● **Short exercise**
In the material below, identify each line bearing the word "acid". Reproduce those lines.

.....

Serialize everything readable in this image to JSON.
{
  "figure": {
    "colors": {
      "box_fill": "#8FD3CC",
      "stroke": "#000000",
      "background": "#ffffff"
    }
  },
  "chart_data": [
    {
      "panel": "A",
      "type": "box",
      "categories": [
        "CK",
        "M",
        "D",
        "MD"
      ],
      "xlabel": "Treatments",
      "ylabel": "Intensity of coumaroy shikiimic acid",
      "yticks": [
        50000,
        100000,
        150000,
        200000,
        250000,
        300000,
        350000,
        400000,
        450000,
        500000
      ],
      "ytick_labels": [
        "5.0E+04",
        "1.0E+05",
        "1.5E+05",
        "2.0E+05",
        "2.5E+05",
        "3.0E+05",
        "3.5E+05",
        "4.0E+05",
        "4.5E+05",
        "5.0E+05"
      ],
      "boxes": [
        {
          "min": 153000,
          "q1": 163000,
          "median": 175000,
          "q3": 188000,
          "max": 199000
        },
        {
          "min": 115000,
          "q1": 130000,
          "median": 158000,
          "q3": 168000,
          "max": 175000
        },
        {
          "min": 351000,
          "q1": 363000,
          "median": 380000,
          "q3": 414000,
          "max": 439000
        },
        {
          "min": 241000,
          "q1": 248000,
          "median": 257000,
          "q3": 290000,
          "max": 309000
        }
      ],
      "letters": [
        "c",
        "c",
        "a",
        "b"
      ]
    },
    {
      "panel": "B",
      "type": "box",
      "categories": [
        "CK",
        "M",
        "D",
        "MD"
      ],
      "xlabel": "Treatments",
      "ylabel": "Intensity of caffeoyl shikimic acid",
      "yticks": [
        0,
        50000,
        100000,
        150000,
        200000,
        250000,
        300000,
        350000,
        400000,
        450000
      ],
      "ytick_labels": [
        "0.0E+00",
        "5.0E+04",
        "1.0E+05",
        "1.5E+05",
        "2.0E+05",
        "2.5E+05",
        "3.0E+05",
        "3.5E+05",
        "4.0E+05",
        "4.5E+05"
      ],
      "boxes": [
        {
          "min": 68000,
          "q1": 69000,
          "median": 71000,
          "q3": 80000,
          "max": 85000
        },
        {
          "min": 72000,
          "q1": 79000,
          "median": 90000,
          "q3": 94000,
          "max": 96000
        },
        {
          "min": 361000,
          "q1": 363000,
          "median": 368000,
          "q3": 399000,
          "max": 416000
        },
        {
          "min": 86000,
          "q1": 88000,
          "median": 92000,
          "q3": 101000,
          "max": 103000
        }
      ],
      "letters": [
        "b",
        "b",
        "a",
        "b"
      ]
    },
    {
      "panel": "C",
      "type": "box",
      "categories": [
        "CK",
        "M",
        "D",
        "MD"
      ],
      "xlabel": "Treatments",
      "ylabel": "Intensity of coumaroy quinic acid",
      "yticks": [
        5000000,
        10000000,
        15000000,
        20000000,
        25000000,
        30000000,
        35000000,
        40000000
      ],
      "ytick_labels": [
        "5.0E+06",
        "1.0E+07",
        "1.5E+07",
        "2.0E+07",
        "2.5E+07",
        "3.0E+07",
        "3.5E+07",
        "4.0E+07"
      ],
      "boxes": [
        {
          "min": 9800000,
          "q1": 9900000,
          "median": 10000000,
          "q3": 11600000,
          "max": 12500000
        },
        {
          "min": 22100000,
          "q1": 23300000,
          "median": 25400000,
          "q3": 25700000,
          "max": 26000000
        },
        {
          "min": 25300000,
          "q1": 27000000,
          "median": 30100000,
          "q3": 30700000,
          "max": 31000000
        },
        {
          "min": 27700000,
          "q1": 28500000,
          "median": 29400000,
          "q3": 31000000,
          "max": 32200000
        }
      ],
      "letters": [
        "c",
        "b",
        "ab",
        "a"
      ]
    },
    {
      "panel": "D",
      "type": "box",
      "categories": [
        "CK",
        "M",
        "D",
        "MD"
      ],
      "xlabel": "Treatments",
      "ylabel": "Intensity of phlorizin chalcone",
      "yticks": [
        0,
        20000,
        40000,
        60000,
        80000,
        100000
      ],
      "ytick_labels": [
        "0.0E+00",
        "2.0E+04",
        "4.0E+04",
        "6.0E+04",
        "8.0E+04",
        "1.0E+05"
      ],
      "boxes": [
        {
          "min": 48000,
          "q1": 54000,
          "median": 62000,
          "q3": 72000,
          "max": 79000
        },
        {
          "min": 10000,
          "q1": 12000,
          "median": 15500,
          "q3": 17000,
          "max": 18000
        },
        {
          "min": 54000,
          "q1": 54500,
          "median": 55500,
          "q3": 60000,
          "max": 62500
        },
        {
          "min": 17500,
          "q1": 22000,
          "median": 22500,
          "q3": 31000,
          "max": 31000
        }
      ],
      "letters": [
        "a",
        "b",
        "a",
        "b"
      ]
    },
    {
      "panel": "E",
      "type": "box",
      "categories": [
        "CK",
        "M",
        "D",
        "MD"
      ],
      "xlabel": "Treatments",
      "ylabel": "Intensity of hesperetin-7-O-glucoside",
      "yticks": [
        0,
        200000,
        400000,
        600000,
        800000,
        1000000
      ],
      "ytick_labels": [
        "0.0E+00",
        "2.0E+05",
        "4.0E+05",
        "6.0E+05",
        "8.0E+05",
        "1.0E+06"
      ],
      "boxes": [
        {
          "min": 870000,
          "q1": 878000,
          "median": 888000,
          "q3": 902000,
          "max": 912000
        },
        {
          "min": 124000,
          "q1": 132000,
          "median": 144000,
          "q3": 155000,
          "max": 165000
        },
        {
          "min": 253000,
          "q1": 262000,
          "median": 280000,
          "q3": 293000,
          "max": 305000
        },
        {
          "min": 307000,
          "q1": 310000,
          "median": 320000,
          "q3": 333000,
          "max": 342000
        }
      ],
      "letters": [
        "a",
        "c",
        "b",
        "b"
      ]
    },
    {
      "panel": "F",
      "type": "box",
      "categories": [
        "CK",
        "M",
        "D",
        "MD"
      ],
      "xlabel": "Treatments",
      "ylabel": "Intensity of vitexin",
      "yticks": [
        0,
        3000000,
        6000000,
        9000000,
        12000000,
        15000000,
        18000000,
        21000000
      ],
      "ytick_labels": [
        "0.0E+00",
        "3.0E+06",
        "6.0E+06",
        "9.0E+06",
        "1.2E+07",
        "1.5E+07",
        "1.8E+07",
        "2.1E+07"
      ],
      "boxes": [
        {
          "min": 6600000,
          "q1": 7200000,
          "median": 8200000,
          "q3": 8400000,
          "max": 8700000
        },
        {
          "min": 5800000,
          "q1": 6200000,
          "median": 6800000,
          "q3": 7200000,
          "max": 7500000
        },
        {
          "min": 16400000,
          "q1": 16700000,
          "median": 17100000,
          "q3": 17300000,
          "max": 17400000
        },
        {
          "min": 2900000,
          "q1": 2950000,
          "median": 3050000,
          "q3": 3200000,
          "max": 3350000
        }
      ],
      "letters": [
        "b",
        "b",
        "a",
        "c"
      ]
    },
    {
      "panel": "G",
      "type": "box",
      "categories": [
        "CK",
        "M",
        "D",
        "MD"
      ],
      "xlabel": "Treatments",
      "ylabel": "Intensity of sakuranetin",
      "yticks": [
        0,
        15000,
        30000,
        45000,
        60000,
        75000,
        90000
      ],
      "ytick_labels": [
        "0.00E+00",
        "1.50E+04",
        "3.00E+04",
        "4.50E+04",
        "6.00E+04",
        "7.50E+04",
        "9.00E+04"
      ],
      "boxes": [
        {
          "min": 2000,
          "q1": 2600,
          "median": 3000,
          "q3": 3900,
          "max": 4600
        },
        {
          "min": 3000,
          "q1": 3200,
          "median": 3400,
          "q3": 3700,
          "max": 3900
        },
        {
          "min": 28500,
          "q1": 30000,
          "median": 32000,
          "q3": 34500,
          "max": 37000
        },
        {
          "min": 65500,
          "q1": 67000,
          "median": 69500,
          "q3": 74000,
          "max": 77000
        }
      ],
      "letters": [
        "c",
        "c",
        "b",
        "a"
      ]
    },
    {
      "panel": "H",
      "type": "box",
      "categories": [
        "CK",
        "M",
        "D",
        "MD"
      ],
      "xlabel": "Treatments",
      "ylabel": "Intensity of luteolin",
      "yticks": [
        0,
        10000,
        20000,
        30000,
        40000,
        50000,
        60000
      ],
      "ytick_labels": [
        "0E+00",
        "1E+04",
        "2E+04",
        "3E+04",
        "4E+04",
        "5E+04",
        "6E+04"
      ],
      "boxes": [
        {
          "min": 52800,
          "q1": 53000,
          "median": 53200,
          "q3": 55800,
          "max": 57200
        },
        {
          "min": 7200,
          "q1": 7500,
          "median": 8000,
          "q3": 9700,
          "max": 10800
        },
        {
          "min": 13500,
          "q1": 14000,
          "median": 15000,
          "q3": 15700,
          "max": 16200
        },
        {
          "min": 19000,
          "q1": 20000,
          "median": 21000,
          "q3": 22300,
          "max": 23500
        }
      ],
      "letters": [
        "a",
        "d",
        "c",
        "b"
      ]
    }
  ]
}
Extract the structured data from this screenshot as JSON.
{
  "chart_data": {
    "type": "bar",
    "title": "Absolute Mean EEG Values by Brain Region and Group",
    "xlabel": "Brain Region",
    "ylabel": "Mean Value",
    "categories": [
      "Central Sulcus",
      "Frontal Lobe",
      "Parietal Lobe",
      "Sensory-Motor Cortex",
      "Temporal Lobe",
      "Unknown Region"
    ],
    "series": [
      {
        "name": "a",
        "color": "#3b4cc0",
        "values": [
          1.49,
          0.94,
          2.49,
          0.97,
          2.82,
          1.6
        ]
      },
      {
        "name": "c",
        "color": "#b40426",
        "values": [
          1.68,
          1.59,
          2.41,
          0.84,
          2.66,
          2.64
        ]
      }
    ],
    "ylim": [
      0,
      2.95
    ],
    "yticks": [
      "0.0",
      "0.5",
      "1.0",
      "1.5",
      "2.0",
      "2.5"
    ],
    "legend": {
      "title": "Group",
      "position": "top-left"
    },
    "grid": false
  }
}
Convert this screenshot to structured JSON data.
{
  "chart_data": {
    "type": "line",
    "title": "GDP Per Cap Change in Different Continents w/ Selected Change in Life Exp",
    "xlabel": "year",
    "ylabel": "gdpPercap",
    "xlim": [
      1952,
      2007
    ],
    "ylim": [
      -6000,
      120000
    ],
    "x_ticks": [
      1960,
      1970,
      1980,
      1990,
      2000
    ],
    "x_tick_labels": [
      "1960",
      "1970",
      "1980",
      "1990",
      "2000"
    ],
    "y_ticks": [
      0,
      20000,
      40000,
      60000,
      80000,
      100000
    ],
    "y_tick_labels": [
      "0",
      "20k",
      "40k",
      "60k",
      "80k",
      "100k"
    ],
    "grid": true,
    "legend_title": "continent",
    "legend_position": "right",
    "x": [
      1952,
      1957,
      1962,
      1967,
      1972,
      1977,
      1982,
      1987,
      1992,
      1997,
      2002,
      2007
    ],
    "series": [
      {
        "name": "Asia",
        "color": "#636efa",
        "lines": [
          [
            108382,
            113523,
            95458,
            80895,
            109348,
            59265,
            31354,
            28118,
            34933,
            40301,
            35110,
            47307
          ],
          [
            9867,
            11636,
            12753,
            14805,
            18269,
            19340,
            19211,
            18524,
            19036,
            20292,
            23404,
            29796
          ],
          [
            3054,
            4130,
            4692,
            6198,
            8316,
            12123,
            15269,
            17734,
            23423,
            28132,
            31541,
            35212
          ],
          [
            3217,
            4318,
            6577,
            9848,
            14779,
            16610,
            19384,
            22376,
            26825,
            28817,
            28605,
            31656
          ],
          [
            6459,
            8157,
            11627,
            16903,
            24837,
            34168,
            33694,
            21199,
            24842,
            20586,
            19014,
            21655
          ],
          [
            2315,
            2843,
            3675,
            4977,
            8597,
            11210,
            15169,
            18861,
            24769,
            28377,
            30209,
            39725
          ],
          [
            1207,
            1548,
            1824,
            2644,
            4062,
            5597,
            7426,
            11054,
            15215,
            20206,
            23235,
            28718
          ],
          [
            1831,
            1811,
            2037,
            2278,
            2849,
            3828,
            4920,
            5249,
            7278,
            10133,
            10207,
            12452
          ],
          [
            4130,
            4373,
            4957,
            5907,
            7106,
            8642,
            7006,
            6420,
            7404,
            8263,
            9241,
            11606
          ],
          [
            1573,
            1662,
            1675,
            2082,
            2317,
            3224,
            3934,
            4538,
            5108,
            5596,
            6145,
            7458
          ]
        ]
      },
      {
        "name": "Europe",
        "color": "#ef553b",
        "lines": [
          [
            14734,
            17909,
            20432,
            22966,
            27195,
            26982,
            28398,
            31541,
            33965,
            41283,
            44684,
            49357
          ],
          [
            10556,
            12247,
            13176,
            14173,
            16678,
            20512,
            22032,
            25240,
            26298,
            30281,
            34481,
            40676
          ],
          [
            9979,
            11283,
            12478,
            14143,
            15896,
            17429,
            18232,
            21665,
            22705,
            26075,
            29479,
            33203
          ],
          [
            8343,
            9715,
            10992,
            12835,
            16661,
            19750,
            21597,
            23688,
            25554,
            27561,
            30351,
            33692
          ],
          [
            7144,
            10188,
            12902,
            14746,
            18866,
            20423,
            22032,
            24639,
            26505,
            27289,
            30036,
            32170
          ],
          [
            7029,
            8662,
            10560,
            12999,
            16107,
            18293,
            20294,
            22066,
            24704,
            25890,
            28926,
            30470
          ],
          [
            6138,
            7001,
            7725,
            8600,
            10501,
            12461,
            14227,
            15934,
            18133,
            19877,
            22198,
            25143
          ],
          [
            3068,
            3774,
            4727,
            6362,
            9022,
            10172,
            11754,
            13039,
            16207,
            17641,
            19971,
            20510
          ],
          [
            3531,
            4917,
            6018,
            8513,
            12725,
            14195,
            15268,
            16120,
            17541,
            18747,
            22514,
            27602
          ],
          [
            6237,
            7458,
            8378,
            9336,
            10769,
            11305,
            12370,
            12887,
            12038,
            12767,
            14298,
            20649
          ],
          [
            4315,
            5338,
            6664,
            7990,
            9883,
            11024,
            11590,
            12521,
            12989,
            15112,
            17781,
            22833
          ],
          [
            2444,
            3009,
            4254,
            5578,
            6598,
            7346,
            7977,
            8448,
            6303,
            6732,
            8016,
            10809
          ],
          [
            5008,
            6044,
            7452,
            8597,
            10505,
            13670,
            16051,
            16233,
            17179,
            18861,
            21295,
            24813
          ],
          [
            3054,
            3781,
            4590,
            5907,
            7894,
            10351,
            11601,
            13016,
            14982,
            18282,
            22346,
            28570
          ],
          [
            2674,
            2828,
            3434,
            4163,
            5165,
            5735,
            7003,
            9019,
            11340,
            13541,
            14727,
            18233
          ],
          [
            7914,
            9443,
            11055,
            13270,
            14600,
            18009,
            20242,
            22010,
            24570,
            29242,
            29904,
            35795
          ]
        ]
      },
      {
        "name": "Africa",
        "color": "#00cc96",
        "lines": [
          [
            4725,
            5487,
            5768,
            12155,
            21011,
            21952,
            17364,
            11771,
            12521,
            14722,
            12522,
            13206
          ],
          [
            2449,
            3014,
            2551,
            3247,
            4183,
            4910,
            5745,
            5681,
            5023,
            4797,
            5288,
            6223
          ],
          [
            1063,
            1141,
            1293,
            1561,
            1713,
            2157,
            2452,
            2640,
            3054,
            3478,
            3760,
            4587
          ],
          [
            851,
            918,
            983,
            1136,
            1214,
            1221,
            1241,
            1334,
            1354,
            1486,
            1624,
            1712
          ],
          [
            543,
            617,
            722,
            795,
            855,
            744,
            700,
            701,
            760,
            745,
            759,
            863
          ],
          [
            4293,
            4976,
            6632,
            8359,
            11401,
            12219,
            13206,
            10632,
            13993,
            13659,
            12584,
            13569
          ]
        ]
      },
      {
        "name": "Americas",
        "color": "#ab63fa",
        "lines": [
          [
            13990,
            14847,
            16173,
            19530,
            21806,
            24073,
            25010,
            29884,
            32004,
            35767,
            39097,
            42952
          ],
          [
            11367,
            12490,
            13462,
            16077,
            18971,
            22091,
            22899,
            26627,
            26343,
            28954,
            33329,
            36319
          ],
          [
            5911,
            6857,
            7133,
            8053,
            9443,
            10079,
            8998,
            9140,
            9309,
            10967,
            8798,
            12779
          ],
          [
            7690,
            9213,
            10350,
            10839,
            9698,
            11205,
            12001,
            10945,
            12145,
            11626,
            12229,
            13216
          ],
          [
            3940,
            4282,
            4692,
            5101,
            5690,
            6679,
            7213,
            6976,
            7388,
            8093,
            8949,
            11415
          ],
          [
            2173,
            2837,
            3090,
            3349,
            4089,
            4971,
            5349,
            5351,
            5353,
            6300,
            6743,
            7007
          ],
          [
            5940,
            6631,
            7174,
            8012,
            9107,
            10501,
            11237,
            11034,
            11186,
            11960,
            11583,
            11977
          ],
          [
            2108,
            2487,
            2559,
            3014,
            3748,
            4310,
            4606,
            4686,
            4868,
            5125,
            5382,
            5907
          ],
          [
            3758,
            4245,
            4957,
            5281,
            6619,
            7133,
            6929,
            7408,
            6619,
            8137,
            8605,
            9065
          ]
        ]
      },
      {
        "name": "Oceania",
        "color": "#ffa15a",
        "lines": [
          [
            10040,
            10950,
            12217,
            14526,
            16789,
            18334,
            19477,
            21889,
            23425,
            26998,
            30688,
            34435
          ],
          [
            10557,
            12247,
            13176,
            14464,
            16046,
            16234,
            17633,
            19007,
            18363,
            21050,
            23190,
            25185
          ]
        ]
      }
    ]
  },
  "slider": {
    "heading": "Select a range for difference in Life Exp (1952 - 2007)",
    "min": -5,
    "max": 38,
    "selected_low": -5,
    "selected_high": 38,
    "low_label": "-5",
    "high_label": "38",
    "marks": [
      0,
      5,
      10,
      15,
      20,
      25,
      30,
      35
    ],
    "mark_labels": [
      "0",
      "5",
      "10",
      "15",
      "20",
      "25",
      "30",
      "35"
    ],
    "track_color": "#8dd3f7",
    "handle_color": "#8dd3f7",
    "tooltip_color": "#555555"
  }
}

.....

● **Full answer**
      "ylabel": "Intensity of coumaroy shikiimic acid",
      "ylabel": "Intensity of caffeoyl shikimic acid",
      "ylabel": "Intensity of coumaroy quinic acid",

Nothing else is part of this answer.